* **WORK TO DO**: Where does the string "TradingView" appear in the records? Copy every line that contains it.

* **RECORDED DATA**:

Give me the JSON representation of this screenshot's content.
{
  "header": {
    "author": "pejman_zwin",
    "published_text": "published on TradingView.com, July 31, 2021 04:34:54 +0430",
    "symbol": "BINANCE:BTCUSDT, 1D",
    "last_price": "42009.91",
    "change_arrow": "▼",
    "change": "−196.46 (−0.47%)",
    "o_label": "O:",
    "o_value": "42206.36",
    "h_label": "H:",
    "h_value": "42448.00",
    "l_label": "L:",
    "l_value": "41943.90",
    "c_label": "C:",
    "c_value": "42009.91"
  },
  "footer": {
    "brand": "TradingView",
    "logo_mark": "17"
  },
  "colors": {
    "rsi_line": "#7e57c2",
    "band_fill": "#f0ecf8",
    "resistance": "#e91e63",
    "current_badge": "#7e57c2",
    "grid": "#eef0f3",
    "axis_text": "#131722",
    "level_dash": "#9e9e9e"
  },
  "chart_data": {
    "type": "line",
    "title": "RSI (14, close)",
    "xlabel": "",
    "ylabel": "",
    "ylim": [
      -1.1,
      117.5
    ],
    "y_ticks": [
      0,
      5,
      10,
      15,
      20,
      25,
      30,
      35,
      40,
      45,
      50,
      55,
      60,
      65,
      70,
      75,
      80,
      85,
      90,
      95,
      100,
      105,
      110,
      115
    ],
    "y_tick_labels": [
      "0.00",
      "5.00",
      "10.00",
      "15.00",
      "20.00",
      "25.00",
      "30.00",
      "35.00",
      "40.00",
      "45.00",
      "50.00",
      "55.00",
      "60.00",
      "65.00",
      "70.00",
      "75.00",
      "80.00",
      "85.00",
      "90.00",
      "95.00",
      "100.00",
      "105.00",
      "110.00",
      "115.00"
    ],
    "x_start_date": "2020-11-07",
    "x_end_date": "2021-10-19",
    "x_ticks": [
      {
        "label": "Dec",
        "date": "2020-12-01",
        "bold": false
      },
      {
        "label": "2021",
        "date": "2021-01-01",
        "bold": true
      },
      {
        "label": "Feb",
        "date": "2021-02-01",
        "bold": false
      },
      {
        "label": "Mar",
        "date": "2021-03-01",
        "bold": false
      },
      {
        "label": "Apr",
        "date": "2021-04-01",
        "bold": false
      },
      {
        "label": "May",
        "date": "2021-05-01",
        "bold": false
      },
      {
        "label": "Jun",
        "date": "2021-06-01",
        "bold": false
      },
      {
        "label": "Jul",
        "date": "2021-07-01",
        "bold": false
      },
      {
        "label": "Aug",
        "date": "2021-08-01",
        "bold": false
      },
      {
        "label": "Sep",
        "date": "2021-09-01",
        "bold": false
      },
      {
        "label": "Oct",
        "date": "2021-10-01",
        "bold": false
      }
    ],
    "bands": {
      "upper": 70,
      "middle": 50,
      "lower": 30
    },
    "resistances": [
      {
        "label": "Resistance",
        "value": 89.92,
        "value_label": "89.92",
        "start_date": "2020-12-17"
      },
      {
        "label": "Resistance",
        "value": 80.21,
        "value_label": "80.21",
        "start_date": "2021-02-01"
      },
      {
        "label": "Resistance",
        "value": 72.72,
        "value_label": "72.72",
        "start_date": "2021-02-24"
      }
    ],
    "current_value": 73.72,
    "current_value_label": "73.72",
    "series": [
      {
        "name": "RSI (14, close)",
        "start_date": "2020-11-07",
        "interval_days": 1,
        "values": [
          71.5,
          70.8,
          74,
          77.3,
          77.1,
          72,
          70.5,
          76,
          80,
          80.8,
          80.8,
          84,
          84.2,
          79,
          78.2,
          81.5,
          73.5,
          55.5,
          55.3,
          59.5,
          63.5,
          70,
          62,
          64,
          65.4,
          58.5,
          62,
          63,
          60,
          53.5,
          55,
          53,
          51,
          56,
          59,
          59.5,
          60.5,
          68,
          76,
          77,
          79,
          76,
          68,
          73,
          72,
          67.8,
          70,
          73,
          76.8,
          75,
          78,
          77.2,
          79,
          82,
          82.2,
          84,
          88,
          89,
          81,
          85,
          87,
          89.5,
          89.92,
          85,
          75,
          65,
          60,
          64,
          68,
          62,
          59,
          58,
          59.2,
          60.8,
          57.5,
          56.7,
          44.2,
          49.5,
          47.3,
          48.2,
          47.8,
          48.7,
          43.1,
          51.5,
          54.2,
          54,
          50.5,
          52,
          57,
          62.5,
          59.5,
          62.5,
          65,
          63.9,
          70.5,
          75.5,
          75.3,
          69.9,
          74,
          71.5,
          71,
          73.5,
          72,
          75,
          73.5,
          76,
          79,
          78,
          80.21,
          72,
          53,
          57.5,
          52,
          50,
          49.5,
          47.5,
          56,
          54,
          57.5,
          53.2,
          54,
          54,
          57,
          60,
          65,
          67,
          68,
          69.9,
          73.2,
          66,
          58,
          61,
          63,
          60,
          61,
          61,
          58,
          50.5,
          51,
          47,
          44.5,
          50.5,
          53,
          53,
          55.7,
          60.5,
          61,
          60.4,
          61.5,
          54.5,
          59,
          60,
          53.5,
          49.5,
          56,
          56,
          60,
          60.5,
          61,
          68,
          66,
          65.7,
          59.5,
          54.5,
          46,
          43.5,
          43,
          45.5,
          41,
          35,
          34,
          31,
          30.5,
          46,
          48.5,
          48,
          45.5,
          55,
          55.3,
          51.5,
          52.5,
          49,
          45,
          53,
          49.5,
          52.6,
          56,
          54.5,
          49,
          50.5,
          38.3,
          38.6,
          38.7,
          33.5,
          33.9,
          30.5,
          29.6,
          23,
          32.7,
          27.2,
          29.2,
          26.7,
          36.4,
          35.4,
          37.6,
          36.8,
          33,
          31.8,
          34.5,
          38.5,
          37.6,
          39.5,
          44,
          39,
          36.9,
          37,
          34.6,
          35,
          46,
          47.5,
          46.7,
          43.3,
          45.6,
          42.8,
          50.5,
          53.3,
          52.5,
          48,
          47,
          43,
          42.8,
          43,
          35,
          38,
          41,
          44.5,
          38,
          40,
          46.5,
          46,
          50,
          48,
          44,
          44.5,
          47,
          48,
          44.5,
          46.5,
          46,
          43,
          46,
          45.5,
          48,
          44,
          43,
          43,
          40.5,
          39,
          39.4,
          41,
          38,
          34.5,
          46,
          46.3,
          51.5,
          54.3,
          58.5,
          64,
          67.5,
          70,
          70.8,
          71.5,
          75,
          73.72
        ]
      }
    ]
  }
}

* **PROBLEM SOLUTION**:
    "published_text": "published on TradingView.com, July 31, 2021 04:34:54 +0430",
    "brand": "TradingView",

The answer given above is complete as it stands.